### Provided entries

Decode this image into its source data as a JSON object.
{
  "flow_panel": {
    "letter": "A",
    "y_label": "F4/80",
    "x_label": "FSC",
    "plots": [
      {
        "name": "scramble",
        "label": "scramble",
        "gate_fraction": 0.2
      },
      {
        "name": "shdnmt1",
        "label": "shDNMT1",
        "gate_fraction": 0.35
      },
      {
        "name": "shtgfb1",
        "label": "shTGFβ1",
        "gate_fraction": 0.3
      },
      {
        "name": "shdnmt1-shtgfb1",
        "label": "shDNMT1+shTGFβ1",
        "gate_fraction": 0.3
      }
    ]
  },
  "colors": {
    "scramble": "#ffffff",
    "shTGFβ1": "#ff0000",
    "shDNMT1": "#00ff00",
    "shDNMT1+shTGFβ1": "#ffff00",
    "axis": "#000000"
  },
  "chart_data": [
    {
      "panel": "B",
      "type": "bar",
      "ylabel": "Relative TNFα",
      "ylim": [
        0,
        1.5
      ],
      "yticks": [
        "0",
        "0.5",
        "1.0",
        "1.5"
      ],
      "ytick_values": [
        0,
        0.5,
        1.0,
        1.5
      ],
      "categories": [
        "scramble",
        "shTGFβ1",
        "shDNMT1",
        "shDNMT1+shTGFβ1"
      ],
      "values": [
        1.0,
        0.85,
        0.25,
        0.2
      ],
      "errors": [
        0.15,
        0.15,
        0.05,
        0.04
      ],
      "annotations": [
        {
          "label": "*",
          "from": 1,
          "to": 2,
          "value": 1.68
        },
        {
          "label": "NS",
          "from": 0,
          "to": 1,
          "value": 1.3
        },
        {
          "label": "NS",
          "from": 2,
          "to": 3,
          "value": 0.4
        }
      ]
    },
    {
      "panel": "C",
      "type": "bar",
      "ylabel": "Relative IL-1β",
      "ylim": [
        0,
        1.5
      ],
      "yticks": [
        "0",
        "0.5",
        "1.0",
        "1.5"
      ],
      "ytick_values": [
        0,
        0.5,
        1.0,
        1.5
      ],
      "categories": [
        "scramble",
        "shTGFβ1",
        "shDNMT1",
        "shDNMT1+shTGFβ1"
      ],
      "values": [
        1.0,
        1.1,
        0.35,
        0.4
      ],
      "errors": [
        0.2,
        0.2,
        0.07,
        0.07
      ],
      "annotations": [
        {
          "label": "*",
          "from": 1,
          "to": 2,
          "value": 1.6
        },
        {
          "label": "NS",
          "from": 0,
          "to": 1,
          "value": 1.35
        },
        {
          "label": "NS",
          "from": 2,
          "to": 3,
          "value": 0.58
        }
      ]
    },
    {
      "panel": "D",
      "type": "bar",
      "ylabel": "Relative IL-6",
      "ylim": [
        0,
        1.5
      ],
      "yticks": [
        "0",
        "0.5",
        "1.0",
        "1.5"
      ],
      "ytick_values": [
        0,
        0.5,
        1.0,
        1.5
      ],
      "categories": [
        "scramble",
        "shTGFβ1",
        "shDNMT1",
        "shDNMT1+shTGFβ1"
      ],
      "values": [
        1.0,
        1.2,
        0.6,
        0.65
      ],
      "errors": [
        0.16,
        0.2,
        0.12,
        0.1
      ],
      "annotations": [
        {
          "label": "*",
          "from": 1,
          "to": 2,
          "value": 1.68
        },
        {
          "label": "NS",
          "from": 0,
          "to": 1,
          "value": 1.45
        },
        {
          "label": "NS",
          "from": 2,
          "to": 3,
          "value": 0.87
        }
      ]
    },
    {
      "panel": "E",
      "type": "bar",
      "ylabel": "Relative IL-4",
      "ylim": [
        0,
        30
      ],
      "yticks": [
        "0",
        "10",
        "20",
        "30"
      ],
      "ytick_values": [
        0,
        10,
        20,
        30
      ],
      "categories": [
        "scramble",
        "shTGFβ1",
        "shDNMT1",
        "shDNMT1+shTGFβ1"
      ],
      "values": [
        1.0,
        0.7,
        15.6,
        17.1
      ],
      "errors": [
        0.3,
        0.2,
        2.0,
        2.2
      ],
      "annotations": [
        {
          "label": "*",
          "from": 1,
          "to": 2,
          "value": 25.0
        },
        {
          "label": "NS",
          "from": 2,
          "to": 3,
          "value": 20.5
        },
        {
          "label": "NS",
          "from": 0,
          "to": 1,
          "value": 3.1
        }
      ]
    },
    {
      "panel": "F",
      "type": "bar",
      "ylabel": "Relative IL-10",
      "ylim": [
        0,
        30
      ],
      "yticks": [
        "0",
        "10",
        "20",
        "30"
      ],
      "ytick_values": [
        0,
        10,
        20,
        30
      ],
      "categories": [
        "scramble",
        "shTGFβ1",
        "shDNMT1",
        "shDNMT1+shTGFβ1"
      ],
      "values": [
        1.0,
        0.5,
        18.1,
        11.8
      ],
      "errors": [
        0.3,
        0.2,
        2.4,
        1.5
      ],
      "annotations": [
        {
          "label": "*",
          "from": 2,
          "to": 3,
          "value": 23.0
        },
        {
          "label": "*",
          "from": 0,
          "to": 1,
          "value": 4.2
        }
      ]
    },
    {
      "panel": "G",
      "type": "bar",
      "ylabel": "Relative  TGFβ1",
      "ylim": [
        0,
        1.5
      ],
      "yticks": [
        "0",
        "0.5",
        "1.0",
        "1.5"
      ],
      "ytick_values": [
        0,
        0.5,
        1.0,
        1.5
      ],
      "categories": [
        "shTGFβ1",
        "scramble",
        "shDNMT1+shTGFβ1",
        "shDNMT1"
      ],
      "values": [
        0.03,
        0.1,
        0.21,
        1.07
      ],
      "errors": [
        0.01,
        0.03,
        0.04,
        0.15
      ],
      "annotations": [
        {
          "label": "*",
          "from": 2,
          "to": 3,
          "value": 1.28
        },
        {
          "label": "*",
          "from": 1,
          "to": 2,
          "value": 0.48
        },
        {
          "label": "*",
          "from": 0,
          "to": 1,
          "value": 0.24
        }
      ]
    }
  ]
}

######

— Problem requirements —
Type out the entries again, word for word.

— Task result —
Decode this image into its source data as a JSON object.
{
  "flow_panel": {
    "letter": "A",
    "y_label": "F4/80",
    "x_label": "FSC",
    "plots": [
      {
        "name": "scramble",
        "label": "scramble",
        "gate_fraction": 0.2
      },
      {
        "name": "shdnmt1",
        "label": "shDNMT1",
        "gate_fraction": 0.35
      },
      {
        "name": "shtgfb1",
        "label": "shTGFβ1",
        "gate_fraction": 0.3
      },
      {
        "name": "shdnmt1-shtgfb1",
        "label": "shDNMT1+shTGFβ1",
        "gate_fraction": 0.3
      }
    ]
  },
  "colors": {
    "scramble": "#ffffff",
    "shTGFβ1": "#ff0000",
    "shDNMT1": "#00ff00",
    "shDNMT1+shTGFβ1": "#ffff00",
    "axis": "#000000"
  },
  "chart_data": [
    {
      "panel": "B",
      "type": "bar",
      "ylabel": "Relative TNFα",
      "ylim": [
        0,
        1.5
      ],
      "yticks": [
        "0",
        "0.5",
        "1.0",
        "1.5"
      ],
      "ytick_values": [
        0,
        0.5,
        1.0,
        1.5
      ],
      "categories": [
        "scramble",
        "shTGFβ1",
        "shDNMT1",
        "shDNMT1+shTGFβ1"
      ],
      "values": [
        1.0,
        0.85,
        0.25,
        0.2
      ],
      "errors": [
        0.15,
        0.15,
        0.05,
        0.04
      ],
      "annotations": [
        {
          "label": "*",
          "from": 1,
          "to": 2,
          "value": 1.68
        },
        {
          "label": "NS",
          "from": 0,
          "to": 1,
          "value": 1.3
        },
        {
          "label": "NS",
          "from": 2,
          "to": 3,
          "value": 0.4
        }
      ]
    },
    {
      "panel": "C",
      "type": "bar",
      "ylabel": "Relative IL-1β",
      "ylim": [
        0,
        1.5
      ],
      "yticks": [
        "0",
        "0.5",
        "1.0",
        "1.5"
      ],
      "ytick_values": [
        0,
        0.5,
        1.0,
        1.5
      ],
      "categories": [
        "scramble",
        "shTGFβ1",
        "shDNMT1",
        "shDNMT1+shTGFβ1"
      ],
      "values": [
        1.0,
        1.1,
        0.35,
        0.4
      ],
      "errors": [
        0.2,
        0.2,
        0.07,
        0.07
      ],
      "annotations": [
        {
          "label": "*",
          "from": 1,
          "to": 2,
          "value": 1.6
        },
        {
          "label": "NS",
          "from": 0,
          "to": 1,
          "value": 1.35
        },
        {
          "label": "NS",
          "from": 2,
          "to": 3,
          "value": 0.58
        }
      ]
    },
    {
      "panel": "D",
      "type": "bar",
      "ylabel": "Relative IL-6",
      "ylim": [
        0,
        1.5
      ],
      "yticks": [
        "0",
        "0.5",
        "1.0",
        "1.5"
      ],
      "ytick_values": [
        0,
        0.5,
        1.0,
        1.5
      ],
      "categories": [
        "scramble",
        "shTGFβ1",
        "shDNMT1",
        "shDNMT1+shTGFβ1"
      ],
      "values": [
        1.0,
        1.2,
        0.6,
        0.65
      ],
      "errors": [
        0.16,
        0.2,
        0.12,
        0.1
      ],
      "annotations": [
        {
          "label": "*",
          "from": 1,
          "to": 2,
          "value": 1.68
        },
        {
          "label": "NS",
          "from": 0,
          "to": 1,
          "value": 1.45
        },
        {
          "label": "NS",
          "from": 2,
          "to": 3,
          "value": 0.87
        }
      ]
    },
    {
      "panel": "E",
      "type": "bar",
      "ylabel": "Relative IL-4",
      "ylim": [
        0,
        30
      ],
      "yticks": [
        "0",
        "10",
        "20",
        "30"
      ],
      "ytick_values": [
        0,
        10,
        20,
        30
      ],
      "categories": [
        "scramble",
        "shTGFβ1",
        "shDNMT1",
        "shDNMT1+shTGFβ1"
      ],
      "values": [
        1.0,
        0.7,
        15.6,
        17.1
      ],
      "errors": [
        0.3,
        0.2,
        2.0,
        2.2
      ],
      "annotations": [
        {
          "label": "*",
          "from": 1,
          "to": 2,
          "value": 25.0
        },
        {
          "label": "NS",
          "from": 2,
          "to": 3,
          "value": 20.5
        },
        {
          "label": "NS",
          "from": 0,
          "to": 1,
          "value": 3.1
        }
      ]
    },
    {
      "panel": "F",
      "type": "bar",
      "ylabel": "Relative IL-10",
      "ylim": [
        0,
        30
      ],
      "yticks": [
        "0",
        "10",
        "20",
        "30"
      ],
      "ytick_values": [
        0,
        10,
        20,
        30
      ],
      "categories": [
        "scramble",
        "shTGFβ1",
        "shDNMT1",
        "shDNMT1+shTGFβ1"
      ],
      "values": [
        1.0,
        0.5,
        18.1,
        11.8
      ],
      "errors": [
        0.3,
        0.2,
        2.4,
        1.5
      ],
      "annotations": [
        {
          "label": "*",
          "from": 2,
          "to": 3,
          "value": 23.0
        },
        {
          "label": "*",
          "from": 0,
          "to": 1,
          "value": 4.2
        }
      ]
    },
    {
      "panel": "G",
      "type": "bar",
      "ylabel": "Relative  TGFβ1",
      "ylim": [
        0,
        1.5
      ],
      "yticks": [
        "0",
        "0.5",
        "1.0",
        "1.5"
      ],
      "ytick_values": [
        0,
        0.5,
        1.0,
        1.5
      ],
      "categories": [
        "shTGFβ1",
        "scramble",
        "shDNMT1+shTGFβ1",
        "shDNMT1"
      ],
      "values": [
        0.03,
        0.1,
        0.21,
        1.07
      ],
      "errors": [
        0.01,
        0.03,
        0.04,
        0.15
      ],
      "annotations": [
        {
          "label": "*",
          "from": 2,
          "to": 3,
          "value": 1.28
        },
        {
          "label": "*",
          "from": 1,
          "to": 2,
          "value": 0.48
        },
        {
          "label": "*",
          "from": 0,
          "to": 1,
          "value": 0.24
        }
      ]
    }
  ]
}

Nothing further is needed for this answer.